WHAT IS ASKED: Pictures do not belong in the copy. Return all of the entries exactly.
>> Start MATERIAL FOR THE TASK
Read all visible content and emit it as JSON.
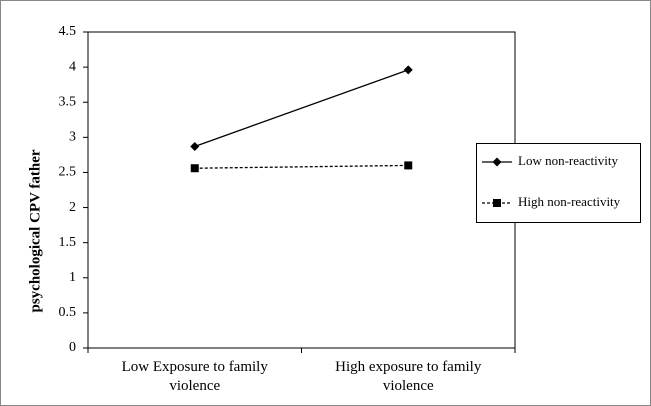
{
  "chart_data": {
    "type": "line",
    "y_label": "psychological CPV father",
    "categories": [
      "Low  Exposure to family violence",
      "High exposure to family violence"
    ],
    "series": [
      {
        "name": "Low non-reactivity",
        "color": "#000000",
        "dash": false,
        "marker": "diamond",
        "values": [
          2.87,
          3.96
        ]
      },
      {
        "name": "High non-reactivity",
        "color": "#000000",
        "dash": true,
        "marker": "square",
        "values": [
          2.56,
          2.6
        ]
      }
    ],
    "ylim": [
      0,
      4.5
    ],
    "yticks": [
      0,
      0.5,
      1,
      1.5,
      2,
      2.5,
      3,
      3.5,
      4,
      4.5
    ],
    "grid": false,
    "legend": "right"
  }
}
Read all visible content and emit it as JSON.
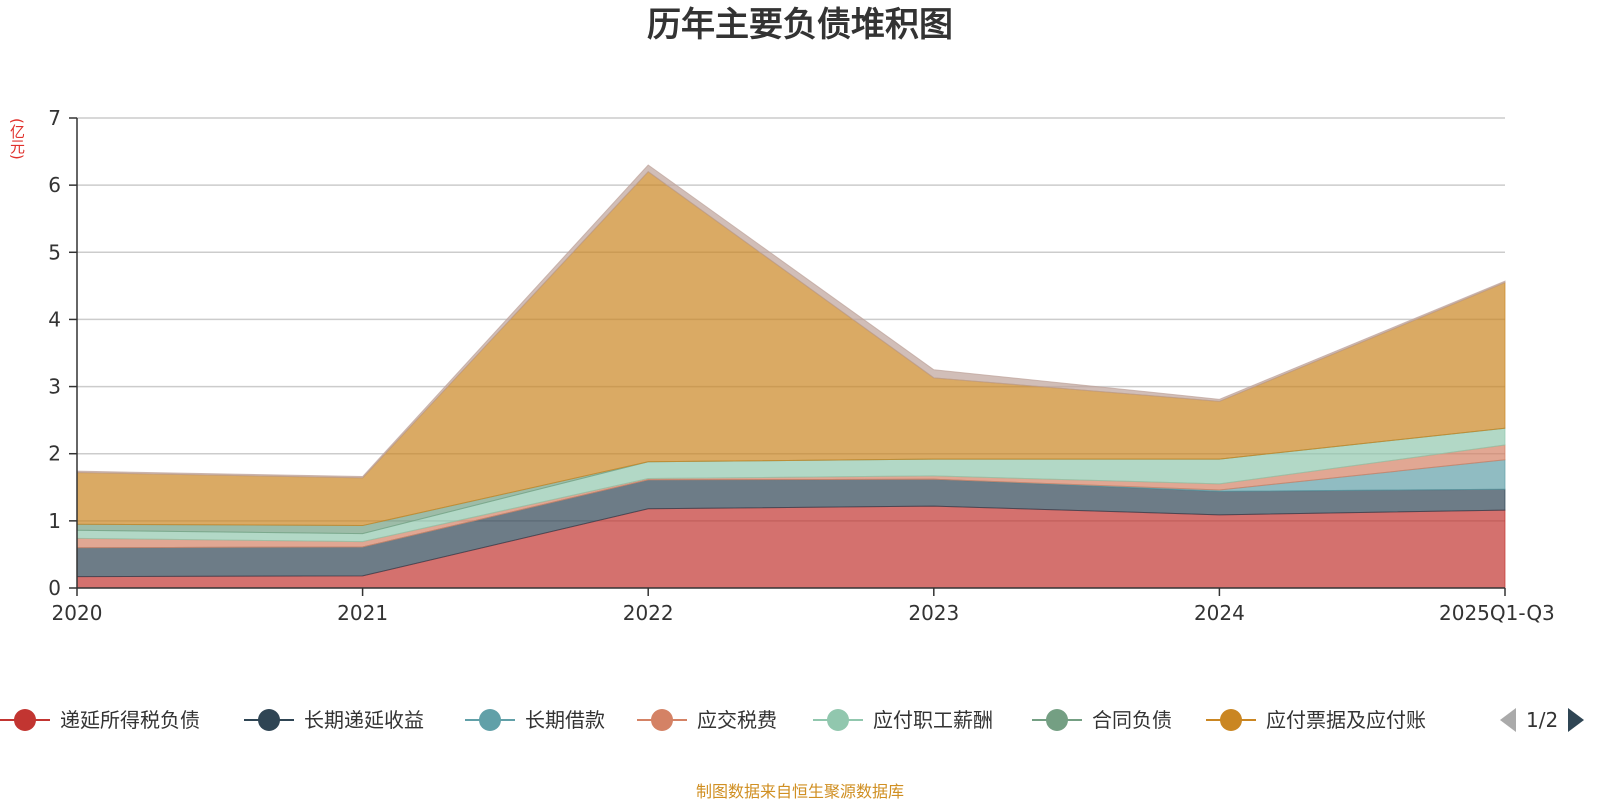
{
  "chart_data": {
    "type": "area",
    "stacked": true,
    "title": "历年主要负债堆积图",
    "unit": "(亿元)",
    "categories": [
      "2020",
      "2021",
      "2022",
      "2023",
      "2024",
      "2025Q1-Q3"
    ],
    "ylim": [
      0,
      7
    ],
    "yticks": [
      "0",
      "1",
      "2",
      "3",
      "4",
      "5",
      "6",
      "7"
    ],
    "grid": true,
    "series": [
      {
        "name": "递延所得税负债",
        "color": "#c23531",
        "values": [
          0.17,
          0.18,
          1.18,
          1.22,
          1.09,
          1.16
        ]
      },
      {
        "name": "长期递延收益",
        "color": "#2f4554",
        "values": [
          0.43,
          0.43,
          0.43,
          0.4,
          0.35,
          0.31
        ]
      },
      {
        "name": "长期借款",
        "color": "#61a0a8",
        "values": [
          0.0,
          0.0,
          0.0,
          0.0,
          0.02,
          0.44
        ]
      },
      {
        "name": "应交税费",
        "color": "#d48265",
        "values": [
          0.14,
          0.08,
          0.02,
          0.05,
          0.09,
          0.22
        ]
      },
      {
        "name": "应付职工薪酬",
        "color": "#91c7ae",
        "values": [
          0.12,
          0.12,
          0.25,
          0.25,
          0.37,
          0.25
        ]
      },
      {
        "name": "合同负债",
        "color": "#749f83",
        "values": [
          0.09,
          0.12,
          0.0,
          0.0,
          0.0,
          0.0
        ]
      },
      {
        "name": "应付票据及应付账款",
        "color": "#ca8622",
        "values": [
          0.77,
          0.71,
          4.32,
          1.21,
          0.86,
          2.17
        ]
      },
      {
        "name": "",
        "color": "#bda29a",
        "values": [
          0.02,
          0.02,
          0.1,
          0.12,
          0.03,
          0.02
        ]
      }
    ],
    "legend_position": "bottom"
  },
  "legend": {
    "visible_items": [
      "递延所得税负债",
      "长期递延收益",
      "长期借款",
      "应交税费",
      "应付职工薪酬",
      "合同负债",
      "应付票据及应付账"
    ],
    "page": "1/2"
  },
  "footer": "制图数据来自恒生聚源数据库"
}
>> End MATERIAL FOR THE TASK
FINISHED EXERCISE:
Read all visible content and emit it as JSON.
{
  "chart_data": {
    "type": "line",
    "y_label": "psychological CPV father",
    "categories": [
      "Low  Exposure to family violence",
      "High exposure to family violence"
    ],
    "series": [
      {
        "name": "Low non-reactivity",
        "color": "#000000",
        "dash": false,
        "marker": "diamond",
        "values": [
          2.87,
          3.96
        ]
      },
      {
        "name": "High non-reactivity",
        "color": "#000000",
        "dash": true,
        "marker": "square",
        "values": [
          2.56,
          2.6
        ]
      }
    ],
    "ylim": [
      0,
      4.5
    ],
    "yticks": [
      0,
      0.5,
      1,
      1.5,
      2,
      2.5,
      3,
      3.5,
      4,
      4.5
    ],
    "grid": false,
    "legend": "right"
  }
}
Read all visible content and emit it as JSON.
{
  "chart_data": {
    "type": "area",
    "stacked": true,
    "title": "历年主要负债堆积图",
    "unit": "(亿元)",
    "categories": [
      "2020",
      "2021",
      "2022",
      "2023",
      "2024",
      "2025Q1-Q3"
    ],
    "ylim": [
      0,
      7
    ],
    "yticks": [
      "0",
      "1",
      "2",
      "3",
      "4",
      "5",
      "6",
      "7"
    ],
    "grid": true,
    "series": [
      {
        "name": "递延所得税负债",
        "color": "#c23531",
        "values": [
          0.17,
          0.18,
          1.18,
          1.22,
          1.09,
          1.16
        ]
      },
      {
        "name": "长期递延收益",
        "color": "#2f4554",
        "values": [
          0.43,
          0.43,
          0.43,
          0.4,
          0.35,
          0.31
        ]
      },
      {
        "name": "长期借款",
        "color": "#61a0a8",
        "values": [
          0.0,
          0.0,
          0.0,
          0.0,
          0.02,
          0.44
        ]
      },
      {
        "name": "应交税费",
        "color": "#d48265",
        "values": [
          0.14,
          0.08,
          0.02,
          0.05,
          0.09,
          0.22
        ]
      },
      {
        "name": "应付职工薪酬",
        "color": "#91c7ae",
        "values": [
          0.12,
          0.12,
          0.25,
          0.25,
          0.37,
          0.25
        ]
      },
      {
        "name": "合同负债",
        "color": "#749f83",
        "values": [
          0.09,
          0.12,
          0.0,
          0.0,
          0.0,
          0.0
        ]
      },
      {
        "name": "应付票据及应付账款",
        "color": "#ca8622",
        "values": [
          0.77,
          0.71,
          4.32,
          1.21,
          0.86,
          2.17
        ]
      },
      {
        "name": "",
        "color": "#bda29a",
        "values": [
          0.02,
          0.02,
          0.1,
          0.12,
          0.03,
          0.02
        ]
      }
    ],
    "legend_position": "bottom"
  },
  "legend": {
    "visible_items": [
      "递延所得税负债",
      "长期递延收益",
      "长期借款",
      "应交税费",
      "应付职工薪酬",
      "合同负债",
      "应付票据及应付账"
    ],
    "page": "1/2"
  },
  "footer": "制图数据来自恒生聚源数据库"
}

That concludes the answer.